===== Extracto =====

Han sido dos meses especialmente veraniegos en México. No sólo por la onda de calor que invade el norte del país, ni por los tres huracanes que han golpeado las costas mexicanas, provocando diluvios, atascaderos y un montón de incomodidades que dejan en claro la ineficiencia de muchos servicios civiles. Además de la onda climática (que cada año es peor), hay otra onda que nos ha hecho pensar que las cosas, en mi país, van a cambiar mucho en los próximos meses. El verano electoral, tanto por su tiempo como por su clima, ha dejado un país que se cuestiona como nunca hasta dónde pueden llegar las paradojas.

=====

Tarea planteada A → Reproduce textualmente la parte del extracto sobre el verano en México que empieza con las palabras "Han sido dos" y termina con "llegar las paradojas.".
Tarea planteada B → Extrae de los registros cada línea en la que aparezca la cadena "thermo".

===== Registros proporcionados =====

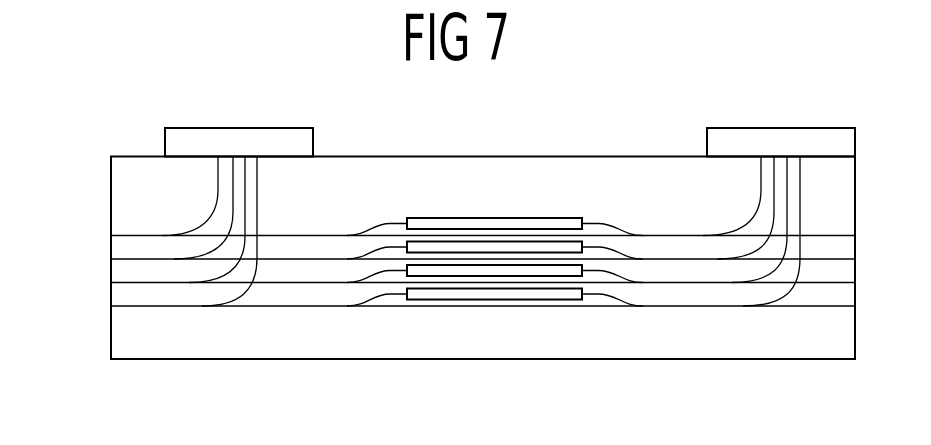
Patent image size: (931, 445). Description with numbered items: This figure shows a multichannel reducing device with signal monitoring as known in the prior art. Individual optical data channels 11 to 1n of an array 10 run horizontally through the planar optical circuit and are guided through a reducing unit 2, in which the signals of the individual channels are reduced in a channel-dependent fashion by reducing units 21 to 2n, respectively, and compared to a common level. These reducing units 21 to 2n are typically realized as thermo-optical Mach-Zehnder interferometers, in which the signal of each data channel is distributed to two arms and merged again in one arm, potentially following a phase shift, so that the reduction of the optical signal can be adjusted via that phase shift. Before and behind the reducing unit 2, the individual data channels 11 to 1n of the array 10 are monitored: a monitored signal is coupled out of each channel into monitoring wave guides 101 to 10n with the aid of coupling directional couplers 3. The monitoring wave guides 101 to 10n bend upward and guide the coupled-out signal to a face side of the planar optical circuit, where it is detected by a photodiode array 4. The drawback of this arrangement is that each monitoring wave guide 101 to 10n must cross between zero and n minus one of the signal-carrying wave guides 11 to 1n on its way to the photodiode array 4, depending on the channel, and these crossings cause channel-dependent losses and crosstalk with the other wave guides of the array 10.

The reducing unit 2 is at (486, 205).
The reducing unit 21 is at (530, 220).
The reducing unit 2n is at (483, 297).
The coupling directional coupler 3 is at (158, 220).
The monitoring wave guide 101 is at (210, 208).
The monitoring wave guide 10n is at (243, 290).
The photodiode array 4 is at (239, 143).
The array 10 is at (185, 320).
The optical data channel 11 is at (130, 236).
The optical data channel 1n is at (133, 307).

=====

Respuesta redactada A →
Han sido dos meses especialmente veraniegos en México. No sólo por la onda de calor que invade el norte del país, ni por los tres huracanes que han golpeado las costas mexicanas, provocando diluvios, atascaderos y un montón de incomodidades que dejan en claro la ineficiencia de muchos servicios civiles. Además de la onda climática (que cada año es peor), hay otra onda que nos ha hecho pensar que las cosas, en mi país, van a cambiar mucho en los próximos meses. El verano electoral, tanto por su tiempo como por su clima, ha dejado un país que se cuestiona como nunca hasta dónde pueden llegar las paradojas.

Respuesta redactada B →
Patent image size: (931, 445). Description with numbered items: This figure shows a multichannel reducing device with signal monitoring as known in the prior art. Individual optical data channels 11 to 1n of an array 10 run horizontally through the planar optical circuit and are guided through a reducing unit 2, in which the signals of the individual channels are reduced in a channel-dependent fashion by reducing units 21 to 2n, respectively, and compared to a common level. These reducing units 21 to 2n are typically realized as thermo-optical Mach-Zehnder interferometers, in which the signal of each data channel is distributed to two arms and merged again in one arm, potentially following a phase shift, so that the reduction of the optical signal can be adjusted via that phase shift. Before and behind the reducing unit 2, the individual data channels 11 to 1n of the array 10 are monitored: a monitored signal is coupled out of each channel into monitoring wave guides 101 to 10n with the aid of coupling directional couplers 3. The monitoring wave guides 101 to 10n bend upward and guide the coupled-out signal to a face side of the planar optical circuit, where it is detected by a photodiode array 4. The drawback of this arrangement is that each monitoring wave guide 101 to 10n must cross between zero and n minus one of the signal-carrying wave guides 11 to 1n on its way to the photodiode array 4, depending on the channel, and these crossings cause channel-dependent losses and crosstalk with the other wave guides of the array 10.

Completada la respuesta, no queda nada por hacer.